Records contained in a dataset:

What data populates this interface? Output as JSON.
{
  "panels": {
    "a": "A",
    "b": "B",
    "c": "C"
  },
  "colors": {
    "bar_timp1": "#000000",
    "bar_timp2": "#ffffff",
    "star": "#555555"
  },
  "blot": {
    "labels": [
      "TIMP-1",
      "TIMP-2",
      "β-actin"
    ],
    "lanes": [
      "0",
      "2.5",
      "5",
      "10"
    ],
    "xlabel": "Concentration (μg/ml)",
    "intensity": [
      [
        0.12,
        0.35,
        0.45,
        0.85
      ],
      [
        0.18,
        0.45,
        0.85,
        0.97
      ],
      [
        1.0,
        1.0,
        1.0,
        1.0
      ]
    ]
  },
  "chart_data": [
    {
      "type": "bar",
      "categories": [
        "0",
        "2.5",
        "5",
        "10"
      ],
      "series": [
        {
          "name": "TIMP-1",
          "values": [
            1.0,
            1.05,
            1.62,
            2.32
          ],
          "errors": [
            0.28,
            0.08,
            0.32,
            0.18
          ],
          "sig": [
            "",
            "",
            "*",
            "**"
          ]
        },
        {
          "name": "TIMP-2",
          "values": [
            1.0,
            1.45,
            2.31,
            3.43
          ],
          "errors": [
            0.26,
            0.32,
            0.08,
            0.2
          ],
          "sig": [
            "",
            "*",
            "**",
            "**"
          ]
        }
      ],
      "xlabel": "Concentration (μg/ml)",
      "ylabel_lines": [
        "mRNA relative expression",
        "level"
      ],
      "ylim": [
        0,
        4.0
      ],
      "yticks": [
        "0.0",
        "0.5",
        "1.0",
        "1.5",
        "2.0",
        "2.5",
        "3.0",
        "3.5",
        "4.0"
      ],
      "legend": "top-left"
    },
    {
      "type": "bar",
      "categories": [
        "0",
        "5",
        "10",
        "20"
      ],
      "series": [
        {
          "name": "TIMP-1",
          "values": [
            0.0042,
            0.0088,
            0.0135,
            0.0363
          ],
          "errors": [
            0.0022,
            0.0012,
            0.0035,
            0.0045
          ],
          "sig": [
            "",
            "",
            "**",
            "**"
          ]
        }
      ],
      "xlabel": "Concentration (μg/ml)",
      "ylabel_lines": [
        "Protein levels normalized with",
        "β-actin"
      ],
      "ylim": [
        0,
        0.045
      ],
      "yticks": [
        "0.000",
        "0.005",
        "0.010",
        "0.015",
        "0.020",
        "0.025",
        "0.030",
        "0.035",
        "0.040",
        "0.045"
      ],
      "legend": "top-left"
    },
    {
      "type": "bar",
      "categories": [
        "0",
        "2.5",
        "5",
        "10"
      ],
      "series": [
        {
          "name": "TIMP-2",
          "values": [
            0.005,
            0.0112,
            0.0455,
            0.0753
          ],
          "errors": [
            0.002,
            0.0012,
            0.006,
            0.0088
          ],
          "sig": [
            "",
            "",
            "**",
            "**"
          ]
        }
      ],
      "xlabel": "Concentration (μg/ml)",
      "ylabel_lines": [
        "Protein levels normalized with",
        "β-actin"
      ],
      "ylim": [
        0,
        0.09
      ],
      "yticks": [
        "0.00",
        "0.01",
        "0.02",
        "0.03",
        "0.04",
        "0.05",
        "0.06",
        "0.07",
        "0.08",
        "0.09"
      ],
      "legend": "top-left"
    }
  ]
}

---

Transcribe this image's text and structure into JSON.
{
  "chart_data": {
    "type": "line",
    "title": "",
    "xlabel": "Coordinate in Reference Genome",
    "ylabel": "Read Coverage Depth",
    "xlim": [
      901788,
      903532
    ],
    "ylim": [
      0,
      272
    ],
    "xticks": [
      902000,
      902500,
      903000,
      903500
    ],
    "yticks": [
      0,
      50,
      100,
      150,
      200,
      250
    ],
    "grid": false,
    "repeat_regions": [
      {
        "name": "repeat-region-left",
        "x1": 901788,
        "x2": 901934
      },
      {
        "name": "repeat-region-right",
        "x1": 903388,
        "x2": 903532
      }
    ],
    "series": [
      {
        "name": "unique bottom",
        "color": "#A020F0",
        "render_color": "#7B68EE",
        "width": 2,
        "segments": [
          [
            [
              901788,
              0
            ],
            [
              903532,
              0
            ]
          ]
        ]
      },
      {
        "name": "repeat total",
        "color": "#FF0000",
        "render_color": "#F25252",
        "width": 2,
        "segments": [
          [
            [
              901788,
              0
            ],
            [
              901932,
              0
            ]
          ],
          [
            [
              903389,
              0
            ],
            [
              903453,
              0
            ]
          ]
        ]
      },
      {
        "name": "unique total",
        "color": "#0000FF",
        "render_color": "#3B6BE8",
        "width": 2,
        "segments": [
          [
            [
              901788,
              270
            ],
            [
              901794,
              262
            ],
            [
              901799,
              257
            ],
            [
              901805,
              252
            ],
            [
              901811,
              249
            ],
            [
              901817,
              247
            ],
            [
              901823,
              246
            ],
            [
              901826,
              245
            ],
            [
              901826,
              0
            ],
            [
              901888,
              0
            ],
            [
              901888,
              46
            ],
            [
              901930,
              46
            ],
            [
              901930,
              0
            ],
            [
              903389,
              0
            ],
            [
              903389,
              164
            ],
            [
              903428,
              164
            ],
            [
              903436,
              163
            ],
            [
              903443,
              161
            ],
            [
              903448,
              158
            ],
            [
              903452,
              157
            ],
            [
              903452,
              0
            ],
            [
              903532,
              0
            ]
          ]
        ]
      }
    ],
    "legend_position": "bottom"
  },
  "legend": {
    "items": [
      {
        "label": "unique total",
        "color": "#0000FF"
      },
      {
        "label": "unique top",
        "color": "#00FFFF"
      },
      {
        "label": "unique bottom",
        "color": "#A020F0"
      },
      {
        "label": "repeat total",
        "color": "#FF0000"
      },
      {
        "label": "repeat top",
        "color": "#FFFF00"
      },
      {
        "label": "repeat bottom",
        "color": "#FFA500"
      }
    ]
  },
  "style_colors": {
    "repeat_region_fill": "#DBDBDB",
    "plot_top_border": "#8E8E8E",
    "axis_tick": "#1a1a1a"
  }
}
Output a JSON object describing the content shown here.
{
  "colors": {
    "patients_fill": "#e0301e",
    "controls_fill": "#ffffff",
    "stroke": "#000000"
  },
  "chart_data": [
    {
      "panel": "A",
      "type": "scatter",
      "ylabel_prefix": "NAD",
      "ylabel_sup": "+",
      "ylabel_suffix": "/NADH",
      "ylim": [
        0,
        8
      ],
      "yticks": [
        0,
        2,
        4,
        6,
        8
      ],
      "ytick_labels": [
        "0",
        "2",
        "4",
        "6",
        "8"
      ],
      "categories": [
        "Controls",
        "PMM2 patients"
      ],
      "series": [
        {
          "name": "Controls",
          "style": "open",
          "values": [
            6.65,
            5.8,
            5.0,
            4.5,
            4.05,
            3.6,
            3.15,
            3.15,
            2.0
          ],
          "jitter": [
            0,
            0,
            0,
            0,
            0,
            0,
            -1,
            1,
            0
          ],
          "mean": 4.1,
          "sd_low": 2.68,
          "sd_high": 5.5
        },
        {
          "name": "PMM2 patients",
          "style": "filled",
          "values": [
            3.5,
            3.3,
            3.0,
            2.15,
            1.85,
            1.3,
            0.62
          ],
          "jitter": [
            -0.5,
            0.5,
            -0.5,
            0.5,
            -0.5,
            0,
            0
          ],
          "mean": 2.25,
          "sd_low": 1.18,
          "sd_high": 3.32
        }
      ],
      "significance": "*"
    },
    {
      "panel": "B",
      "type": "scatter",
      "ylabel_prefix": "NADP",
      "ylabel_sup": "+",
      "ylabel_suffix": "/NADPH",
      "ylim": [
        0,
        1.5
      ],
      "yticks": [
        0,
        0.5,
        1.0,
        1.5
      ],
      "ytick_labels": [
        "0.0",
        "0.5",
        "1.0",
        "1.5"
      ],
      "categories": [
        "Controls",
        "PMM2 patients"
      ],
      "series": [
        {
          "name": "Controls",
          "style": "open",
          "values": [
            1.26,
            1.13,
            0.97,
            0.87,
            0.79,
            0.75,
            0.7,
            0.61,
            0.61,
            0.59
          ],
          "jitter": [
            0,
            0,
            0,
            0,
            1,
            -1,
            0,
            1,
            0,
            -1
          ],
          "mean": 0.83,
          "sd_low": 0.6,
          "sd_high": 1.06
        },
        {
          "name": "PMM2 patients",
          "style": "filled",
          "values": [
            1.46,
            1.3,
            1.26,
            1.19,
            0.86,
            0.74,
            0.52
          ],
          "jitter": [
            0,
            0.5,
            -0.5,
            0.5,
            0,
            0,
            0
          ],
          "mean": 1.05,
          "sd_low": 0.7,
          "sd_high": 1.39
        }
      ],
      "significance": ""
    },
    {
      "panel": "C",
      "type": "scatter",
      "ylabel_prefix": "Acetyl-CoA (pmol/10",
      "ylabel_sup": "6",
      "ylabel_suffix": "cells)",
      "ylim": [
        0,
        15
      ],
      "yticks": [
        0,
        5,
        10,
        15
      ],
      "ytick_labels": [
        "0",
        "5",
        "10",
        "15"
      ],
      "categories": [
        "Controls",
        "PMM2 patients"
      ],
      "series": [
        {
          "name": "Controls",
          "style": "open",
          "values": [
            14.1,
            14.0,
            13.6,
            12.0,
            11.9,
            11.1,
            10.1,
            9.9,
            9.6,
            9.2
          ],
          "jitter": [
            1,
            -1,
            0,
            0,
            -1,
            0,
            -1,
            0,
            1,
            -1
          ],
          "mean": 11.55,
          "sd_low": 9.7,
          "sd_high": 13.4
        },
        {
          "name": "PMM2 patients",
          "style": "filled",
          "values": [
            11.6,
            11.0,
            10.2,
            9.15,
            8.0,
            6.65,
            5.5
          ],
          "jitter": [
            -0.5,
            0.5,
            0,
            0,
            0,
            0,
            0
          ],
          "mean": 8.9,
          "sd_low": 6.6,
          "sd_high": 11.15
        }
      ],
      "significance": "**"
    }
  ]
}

TASK DETAILS
Copy from the entries above each line in which the string "total" can be found.

SOLUTION
        "name": "repeat total",
        "name": "unique total",
        "label": "unique total",
        "label": "repeat total",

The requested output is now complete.